======== GIVEN ENTRIES

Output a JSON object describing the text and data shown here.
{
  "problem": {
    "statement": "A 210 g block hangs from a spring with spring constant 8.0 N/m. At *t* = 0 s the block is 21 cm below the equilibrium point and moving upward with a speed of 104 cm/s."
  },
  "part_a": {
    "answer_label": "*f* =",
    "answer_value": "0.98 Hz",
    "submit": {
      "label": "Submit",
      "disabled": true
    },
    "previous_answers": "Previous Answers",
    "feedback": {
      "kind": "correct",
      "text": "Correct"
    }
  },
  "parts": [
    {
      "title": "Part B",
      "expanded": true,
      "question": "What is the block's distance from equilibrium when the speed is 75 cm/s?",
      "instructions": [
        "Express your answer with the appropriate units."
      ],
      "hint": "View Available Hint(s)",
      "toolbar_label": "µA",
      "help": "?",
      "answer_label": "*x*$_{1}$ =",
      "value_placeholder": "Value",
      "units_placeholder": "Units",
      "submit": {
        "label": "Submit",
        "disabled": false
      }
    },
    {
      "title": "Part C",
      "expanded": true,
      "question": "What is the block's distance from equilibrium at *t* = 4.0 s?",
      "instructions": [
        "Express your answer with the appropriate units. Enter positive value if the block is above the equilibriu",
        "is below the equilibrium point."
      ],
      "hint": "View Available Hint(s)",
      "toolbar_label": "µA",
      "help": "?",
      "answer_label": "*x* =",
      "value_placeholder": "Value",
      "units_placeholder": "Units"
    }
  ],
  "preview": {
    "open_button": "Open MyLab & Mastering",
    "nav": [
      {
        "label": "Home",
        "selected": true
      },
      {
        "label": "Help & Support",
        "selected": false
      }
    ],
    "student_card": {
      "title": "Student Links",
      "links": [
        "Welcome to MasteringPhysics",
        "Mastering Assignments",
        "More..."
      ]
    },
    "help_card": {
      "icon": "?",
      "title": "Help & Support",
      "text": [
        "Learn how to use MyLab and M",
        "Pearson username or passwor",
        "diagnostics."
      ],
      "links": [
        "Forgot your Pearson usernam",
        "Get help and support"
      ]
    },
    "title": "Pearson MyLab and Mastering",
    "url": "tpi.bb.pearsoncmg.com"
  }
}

================

## DESCRIPTION OF THE TASK
The data above must be returned in full, exactly as written.

## REPLY
Output a JSON object describing the text and data shown here.
{
  "problem": {
    "statement": "A 210 g block hangs from a spring with spring constant 8.0 N/m. At *t* = 0 s the block is 21 cm below the equilibrium point and moving upward with a speed of 104 cm/s."
  },
  "part_a": {
    "answer_label": "*f* =",
    "answer_value": "0.98 Hz",
    "submit": {
      "label": "Submit",
      "disabled": true
    },
    "previous_answers": "Previous Answers",
    "feedback": {
      "kind": "correct",
      "text": "Correct"
    }
  },
  "parts": [
    {
      "title": "Part B",
      "expanded": true,
      "question": "What is the block's distance from equilibrium when the speed is 75 cm/s?",
      "instructions": [
        "Express your answer with the appropriate units."
      ],
      "hint": "View Available Hint(s)",
      "toolbar_label": "µA",
      "help": "?",
      "answer_label": "*x*$_{1}$ =",
      "value_placeholder": "Value",
      "units_placeholder": "Units",
      "submit": {
        "label": "Submit",
        "disabled": false
      }
    },
    {
      "title": "Part C",
      "expanded": true,
      "question": "What is the block's distance from equilibrium at *t* = 4.0 s?",
      "instructions": [
        "Express your answer with the appropriate units. Enter positive value if the block is above the equilibriu",
        "is below the equilibrium point."
      ],
      "hint": "View Available Hint(s)",
      "toolbar_label": "µA",
      "help": "?",
      "answer_label": "*x* =",
      "value_placeholder": "Value",
      "units_placeholder": "Units"
    }
  ],
  "preview": {
    "open_button": "Open MyLab & Mastering",
    "nav": [
      {
        "label": "Home",
        "selected": true
      },
      {
        "label": "Help & Support",
        "selected": false
      }
    ],
    "student_card": {
      "title": "Student Links",
      "links": [
        "Welcome to MasteringPhysics",
        "Mastering Assignments",
        "More..."
      ]
    },
    "help_card": {
      "icon": "?",
      "title": "Help & Support",
      "text": [
        "Learn how to use MyLab and M",
        "Pearson username or passwor",
        "diagnostics."
      ],
      "links": [
        "Forgot your Pearson usernam",
        "Get help and support"
      ]
    },
    "title": "Pearson MyLab and Mastering",
    "url": "tpi.bb.pearsoncmg.com"
  }
}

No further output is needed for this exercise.